═════ ROWS ═════

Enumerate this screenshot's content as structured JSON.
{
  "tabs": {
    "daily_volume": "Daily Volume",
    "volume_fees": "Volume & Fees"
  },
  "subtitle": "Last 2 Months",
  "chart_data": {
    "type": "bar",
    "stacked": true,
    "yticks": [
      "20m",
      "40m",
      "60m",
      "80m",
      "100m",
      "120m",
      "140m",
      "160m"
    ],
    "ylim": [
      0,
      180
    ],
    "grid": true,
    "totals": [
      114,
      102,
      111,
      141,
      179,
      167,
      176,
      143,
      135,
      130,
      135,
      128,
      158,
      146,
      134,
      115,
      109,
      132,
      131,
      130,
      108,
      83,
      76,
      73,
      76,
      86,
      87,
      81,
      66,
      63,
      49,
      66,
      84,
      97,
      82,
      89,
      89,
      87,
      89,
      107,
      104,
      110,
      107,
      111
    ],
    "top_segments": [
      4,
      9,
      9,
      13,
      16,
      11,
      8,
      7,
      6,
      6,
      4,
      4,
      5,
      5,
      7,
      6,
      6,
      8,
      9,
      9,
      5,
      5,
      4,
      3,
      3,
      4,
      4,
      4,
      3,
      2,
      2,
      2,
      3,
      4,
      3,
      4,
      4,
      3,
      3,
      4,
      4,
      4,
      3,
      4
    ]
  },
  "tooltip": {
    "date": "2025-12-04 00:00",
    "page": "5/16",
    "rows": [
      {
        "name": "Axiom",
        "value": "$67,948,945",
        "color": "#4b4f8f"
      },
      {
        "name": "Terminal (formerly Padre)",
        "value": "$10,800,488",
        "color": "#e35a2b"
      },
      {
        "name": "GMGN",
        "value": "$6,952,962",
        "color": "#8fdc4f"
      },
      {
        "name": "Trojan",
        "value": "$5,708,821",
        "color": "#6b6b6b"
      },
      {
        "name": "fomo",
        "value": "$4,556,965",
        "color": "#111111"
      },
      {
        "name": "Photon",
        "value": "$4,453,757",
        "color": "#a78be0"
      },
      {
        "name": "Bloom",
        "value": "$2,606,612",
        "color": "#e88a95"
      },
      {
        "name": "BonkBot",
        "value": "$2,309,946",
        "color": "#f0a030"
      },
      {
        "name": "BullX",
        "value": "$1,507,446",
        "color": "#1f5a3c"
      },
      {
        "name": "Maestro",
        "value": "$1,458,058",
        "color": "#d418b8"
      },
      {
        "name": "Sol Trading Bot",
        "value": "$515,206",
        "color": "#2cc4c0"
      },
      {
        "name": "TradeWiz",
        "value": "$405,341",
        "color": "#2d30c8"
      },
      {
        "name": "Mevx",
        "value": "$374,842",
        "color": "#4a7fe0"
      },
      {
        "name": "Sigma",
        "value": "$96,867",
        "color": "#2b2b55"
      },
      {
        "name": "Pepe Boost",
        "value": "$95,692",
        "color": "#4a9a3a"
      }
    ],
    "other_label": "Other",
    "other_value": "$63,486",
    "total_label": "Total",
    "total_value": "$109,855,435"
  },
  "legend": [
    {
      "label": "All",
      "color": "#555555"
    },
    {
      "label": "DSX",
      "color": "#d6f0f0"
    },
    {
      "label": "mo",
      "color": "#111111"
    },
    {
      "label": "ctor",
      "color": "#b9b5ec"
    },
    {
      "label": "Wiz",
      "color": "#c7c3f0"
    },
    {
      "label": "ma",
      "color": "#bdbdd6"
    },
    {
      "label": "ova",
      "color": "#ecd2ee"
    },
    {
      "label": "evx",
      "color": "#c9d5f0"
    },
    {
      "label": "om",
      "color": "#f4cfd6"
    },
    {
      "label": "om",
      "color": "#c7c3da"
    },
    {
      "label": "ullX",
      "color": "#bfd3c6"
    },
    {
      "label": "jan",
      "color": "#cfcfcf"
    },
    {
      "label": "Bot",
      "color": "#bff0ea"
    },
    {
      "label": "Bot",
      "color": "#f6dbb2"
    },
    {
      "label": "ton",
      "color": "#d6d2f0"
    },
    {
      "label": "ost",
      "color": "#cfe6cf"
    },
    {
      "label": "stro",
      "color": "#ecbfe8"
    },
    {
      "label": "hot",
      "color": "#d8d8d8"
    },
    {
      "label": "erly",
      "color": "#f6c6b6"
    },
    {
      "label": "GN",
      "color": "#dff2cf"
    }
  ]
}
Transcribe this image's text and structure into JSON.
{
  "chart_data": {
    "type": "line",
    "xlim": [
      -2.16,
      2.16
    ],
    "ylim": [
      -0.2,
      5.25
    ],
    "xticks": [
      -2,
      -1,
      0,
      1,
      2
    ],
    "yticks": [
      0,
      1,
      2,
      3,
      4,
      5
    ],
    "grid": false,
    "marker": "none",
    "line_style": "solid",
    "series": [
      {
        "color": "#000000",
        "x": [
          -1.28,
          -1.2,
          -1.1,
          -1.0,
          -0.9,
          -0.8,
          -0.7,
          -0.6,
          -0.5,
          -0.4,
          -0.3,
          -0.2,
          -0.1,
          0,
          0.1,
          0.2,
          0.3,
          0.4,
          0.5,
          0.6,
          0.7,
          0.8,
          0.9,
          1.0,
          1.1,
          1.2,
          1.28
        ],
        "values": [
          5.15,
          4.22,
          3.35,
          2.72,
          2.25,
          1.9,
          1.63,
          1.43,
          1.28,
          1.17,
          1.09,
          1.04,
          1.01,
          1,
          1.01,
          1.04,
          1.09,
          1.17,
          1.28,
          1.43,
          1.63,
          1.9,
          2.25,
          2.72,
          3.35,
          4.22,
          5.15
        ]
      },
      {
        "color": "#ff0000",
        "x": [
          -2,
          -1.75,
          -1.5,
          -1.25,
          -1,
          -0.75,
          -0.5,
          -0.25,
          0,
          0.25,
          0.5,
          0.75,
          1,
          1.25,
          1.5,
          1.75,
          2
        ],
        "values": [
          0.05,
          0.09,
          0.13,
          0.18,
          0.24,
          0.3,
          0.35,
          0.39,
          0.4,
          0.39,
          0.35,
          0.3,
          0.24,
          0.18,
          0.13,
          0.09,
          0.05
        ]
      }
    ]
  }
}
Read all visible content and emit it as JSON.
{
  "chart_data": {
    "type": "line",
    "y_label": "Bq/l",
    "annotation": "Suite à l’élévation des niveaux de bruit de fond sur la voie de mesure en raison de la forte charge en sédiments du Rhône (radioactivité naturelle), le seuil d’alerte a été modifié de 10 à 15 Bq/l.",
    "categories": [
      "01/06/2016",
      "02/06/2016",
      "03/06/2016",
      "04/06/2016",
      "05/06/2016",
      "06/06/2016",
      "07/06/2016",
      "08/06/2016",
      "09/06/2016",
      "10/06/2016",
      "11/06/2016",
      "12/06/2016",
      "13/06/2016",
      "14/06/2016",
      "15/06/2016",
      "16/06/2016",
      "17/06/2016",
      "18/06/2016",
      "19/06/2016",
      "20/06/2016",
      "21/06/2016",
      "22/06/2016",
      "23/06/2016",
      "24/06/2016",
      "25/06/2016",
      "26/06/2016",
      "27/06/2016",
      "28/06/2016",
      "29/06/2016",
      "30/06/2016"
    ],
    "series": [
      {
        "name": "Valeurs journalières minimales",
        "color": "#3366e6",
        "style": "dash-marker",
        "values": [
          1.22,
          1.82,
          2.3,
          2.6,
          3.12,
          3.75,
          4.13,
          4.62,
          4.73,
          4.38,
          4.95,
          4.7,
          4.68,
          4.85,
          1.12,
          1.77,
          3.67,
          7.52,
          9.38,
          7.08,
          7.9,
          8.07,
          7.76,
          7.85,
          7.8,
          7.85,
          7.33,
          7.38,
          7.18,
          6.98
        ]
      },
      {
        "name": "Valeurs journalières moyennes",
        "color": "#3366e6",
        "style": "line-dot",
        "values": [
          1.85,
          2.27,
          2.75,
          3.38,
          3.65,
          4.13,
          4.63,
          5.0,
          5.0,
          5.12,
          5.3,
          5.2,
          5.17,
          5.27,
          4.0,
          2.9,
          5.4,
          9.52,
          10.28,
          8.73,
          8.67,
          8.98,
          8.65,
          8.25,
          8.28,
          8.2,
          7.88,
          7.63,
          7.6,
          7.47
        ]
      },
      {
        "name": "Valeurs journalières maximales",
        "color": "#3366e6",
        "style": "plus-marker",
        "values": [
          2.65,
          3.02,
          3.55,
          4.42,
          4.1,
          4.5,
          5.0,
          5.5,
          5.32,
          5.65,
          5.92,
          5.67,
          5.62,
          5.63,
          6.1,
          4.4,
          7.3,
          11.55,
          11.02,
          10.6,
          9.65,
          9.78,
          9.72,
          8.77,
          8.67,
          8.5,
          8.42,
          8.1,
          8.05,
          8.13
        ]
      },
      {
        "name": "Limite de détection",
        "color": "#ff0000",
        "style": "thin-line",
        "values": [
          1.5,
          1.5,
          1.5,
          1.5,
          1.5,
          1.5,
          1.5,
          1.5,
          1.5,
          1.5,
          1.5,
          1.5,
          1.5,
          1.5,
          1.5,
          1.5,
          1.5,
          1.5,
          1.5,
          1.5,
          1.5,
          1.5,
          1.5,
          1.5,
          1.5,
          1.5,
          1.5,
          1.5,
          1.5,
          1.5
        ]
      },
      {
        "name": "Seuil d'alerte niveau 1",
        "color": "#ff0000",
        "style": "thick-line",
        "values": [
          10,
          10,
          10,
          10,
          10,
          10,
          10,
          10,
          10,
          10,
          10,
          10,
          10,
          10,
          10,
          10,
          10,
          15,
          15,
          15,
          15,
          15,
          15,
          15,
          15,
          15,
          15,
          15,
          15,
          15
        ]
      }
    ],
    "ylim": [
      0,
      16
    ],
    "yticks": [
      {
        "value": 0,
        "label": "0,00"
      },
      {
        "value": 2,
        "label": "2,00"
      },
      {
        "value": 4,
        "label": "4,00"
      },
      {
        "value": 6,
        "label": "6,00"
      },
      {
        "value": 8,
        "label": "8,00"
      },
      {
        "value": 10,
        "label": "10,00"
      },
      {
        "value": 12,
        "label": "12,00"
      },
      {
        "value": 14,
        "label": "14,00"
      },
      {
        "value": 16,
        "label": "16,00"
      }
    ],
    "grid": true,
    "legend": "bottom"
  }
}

═════

TO BE DONE:
Pull out every line holding "Valeurs" from the records above, and copy it.

ANSWER TO THIS EXERCISE:
        "name": "Valeurs journalières minimales",
        "name": "Valeurs journalières moyennes",
        "name": "Valeurs journalières maximales",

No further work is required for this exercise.